◆ GIVEN PROBLEM ◆
Copy down every line where the string "text" shows up.

◆ EXERCISE MATERIALS ◆
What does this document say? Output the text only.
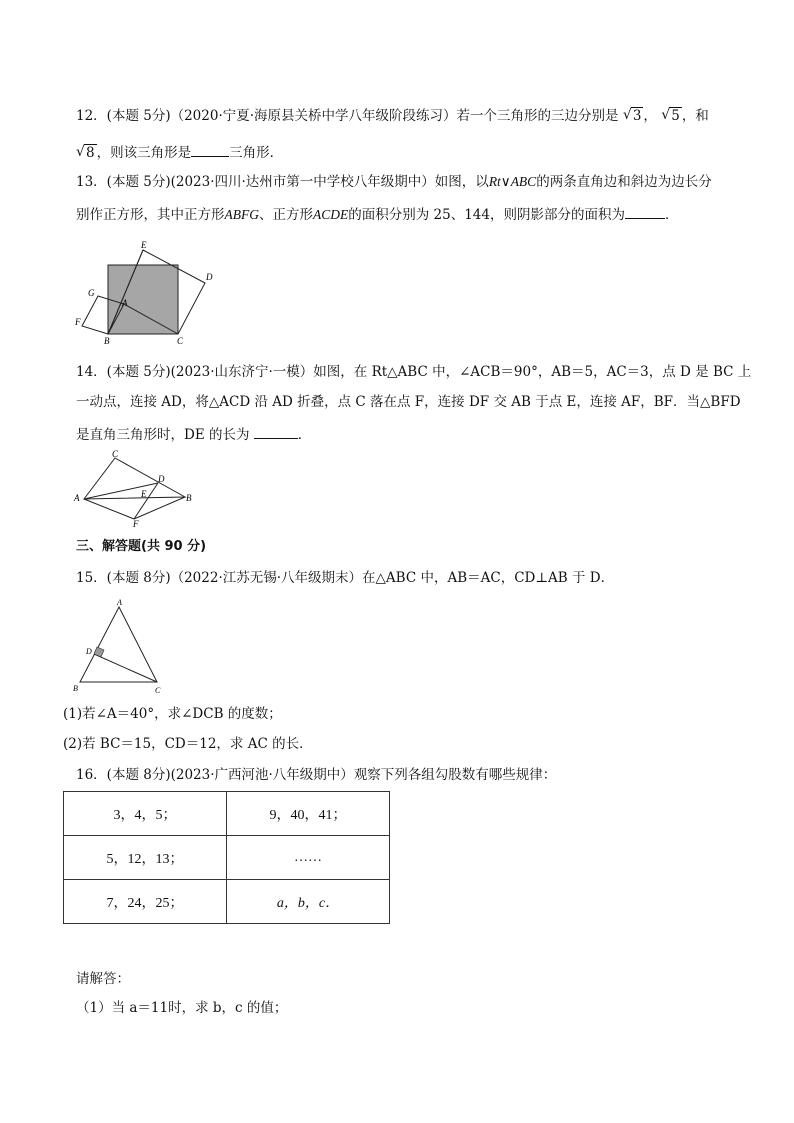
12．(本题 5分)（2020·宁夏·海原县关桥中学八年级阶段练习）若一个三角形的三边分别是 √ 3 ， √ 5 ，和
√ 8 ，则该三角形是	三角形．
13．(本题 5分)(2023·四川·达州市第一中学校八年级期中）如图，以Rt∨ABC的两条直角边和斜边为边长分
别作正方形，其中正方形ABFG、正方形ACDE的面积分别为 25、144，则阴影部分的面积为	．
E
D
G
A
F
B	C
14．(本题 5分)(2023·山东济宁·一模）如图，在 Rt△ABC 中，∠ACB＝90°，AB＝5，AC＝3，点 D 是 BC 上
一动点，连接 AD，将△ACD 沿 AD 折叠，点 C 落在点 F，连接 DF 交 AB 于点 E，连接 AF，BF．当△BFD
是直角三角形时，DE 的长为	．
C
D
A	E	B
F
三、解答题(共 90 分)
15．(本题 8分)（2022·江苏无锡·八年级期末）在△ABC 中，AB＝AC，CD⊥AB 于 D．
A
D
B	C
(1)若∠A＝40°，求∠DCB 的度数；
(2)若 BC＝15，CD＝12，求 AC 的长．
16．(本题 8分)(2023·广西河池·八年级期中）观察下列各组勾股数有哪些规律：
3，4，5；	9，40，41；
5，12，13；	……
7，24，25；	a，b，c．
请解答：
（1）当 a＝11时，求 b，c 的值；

...

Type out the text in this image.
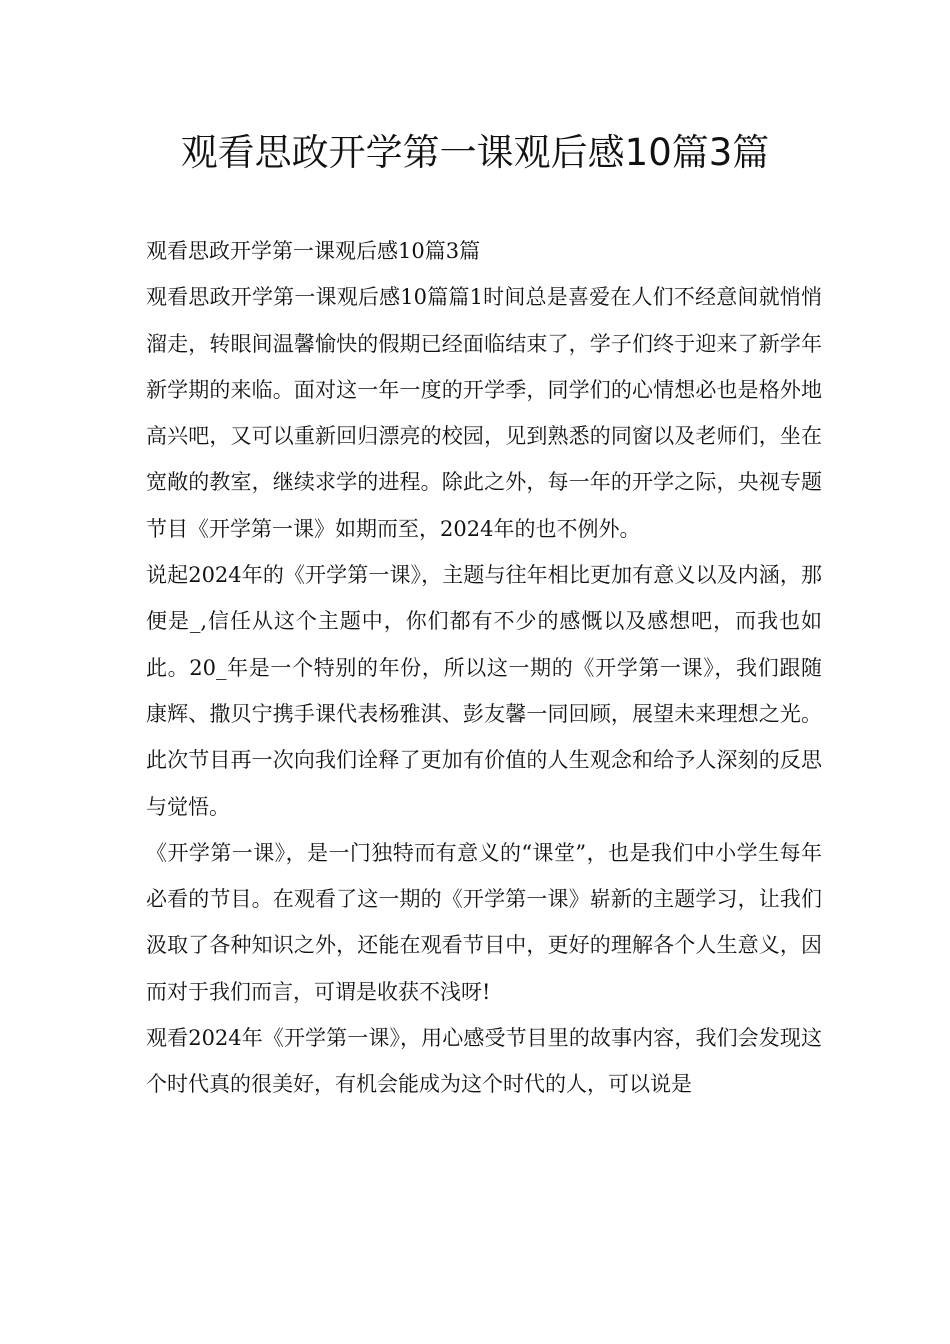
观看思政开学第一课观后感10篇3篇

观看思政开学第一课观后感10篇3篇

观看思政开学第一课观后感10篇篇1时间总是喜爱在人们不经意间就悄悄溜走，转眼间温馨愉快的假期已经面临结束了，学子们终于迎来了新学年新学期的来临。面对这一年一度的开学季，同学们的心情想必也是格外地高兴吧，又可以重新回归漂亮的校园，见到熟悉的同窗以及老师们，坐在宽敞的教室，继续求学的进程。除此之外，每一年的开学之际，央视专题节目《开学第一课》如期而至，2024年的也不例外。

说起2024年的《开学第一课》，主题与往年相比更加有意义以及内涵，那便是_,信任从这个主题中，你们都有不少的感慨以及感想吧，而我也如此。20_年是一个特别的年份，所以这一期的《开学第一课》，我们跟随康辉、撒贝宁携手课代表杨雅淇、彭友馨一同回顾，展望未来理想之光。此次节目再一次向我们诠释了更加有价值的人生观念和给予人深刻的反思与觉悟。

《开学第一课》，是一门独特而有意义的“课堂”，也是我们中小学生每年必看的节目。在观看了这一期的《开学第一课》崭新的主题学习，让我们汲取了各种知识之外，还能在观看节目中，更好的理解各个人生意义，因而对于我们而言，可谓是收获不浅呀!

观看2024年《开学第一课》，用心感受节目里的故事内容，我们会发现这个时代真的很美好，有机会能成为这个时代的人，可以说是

◆ EXERCISE RESULT ◆
What does this document say? Output the text only.
Type out the text in this image.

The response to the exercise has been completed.